**Source text**:
↓

If we say we have no sin in us,

we are deceiving ourselves

and refusing to admit the truth;

but if we acknowledge our sins

then God who is faithful and just

will forgive our sins and purify us

from everything that is wrong.

To say that we have never sinned

is to call God a liar

and to show that his word is not for us.

[xvi] Is not that insight central to the foundation myth of our whole tradition with its story of the expulsion of Adam and Eve from the Garden? Among other things, surely that myth is telling all of us that the human journey will always be tough. That at every stage we will have the choice either to eat of the tree of self-will and the aggrandizment of one’s own power, or to wait in humility on God to feed us from the tree of Life. That if we choose the former we will have to live and suffer through the consequences. But, regardless, God would still forever be walking with us. There would always be hope …

[xvii] … admittedly often in deep frustration and disillusionment with what they have seen and have experienced in the Church as She presently is … but still in faith in their God ... But, some too, in their pain, for a time, have turned away completely even from their belief and trust in God … But, please God, only for a time! … How often has it been our fault .. not theirs … that they turned away … we who so ostentatiously parade our claims to believe in God in Christ .. but who have not yet even learnt how to accept, to love ourselves in our brokenness .. let alone to love someone else in theirs.

[xviii] …very similar, too, to the journey Abraham had to take, as he followed his sense of the living God calling him out of Ur to go he know not where; as, living in that faith, he grew to realize that that God, the God “Who is” the source of all creation, did not desire human sacrifice of him, but was, instead a God of life. Leaving behind all the paraphenalia of a “world-view” which took human sacrifice for granted (which world-view would still long surround him) meant that his very existence and his refusal any more to obey the demands of such gods put Abraham at odds with those around him. So too, it was for the Hebrews who followed Moses out of Egypt into the desert. So too, for the early Christians. So too, is it today for you at Redfern and any of us who really seriously seek to believe in, to live in the God “Who is” in Christ. Follow the voice of the God “Who Is” calling us today, and we too will be at variance (strongly at variance) with many (if not all) of “the powers of this world” ... and, at times, at variance, also, with some who like to see themselves as being the “powers in our Church”.

[xix] In recent years we have had to reface all those questions all over again, and, in the process, accept that in so much the Reformers were correct.

[xx] Perhaps it is why also today we are being called to revisit all the ancient “heresies” of the first few centuries of our tradition, the Ebionites, the Marcionites; the Gnostics; the followers of the Gospel of Thomas, as a recent article in TIME magazine (December 22, 2003, pp.42-49) pointed out. All these variant understandings of the significance of the life and teaching of Jesus emerged in those first centuries because different people were grappling with two (related) series of questions …

First, for anyone looking back towards the faith and cultural matrix – the womb – out of which christianity was born, several questions had to be asked …

… in what way did Jesus challenge, or take further, the faith journey into God which had been Abraham’s?

↑

**Provided material**:
↓

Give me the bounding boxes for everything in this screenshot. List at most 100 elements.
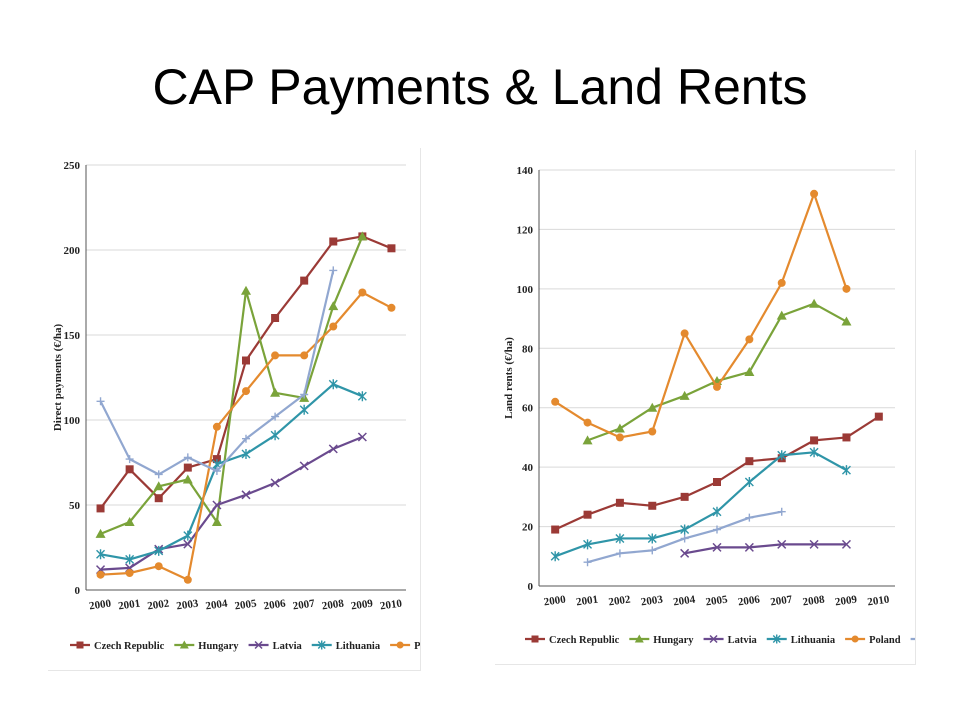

↑

**Requirement**: In the source text, which magazine is cited for pointing out that the ancient "heresies" are being revisited?

**Final result**: TIME magazine, in its December 22, 2003 issue (pp. 42-49).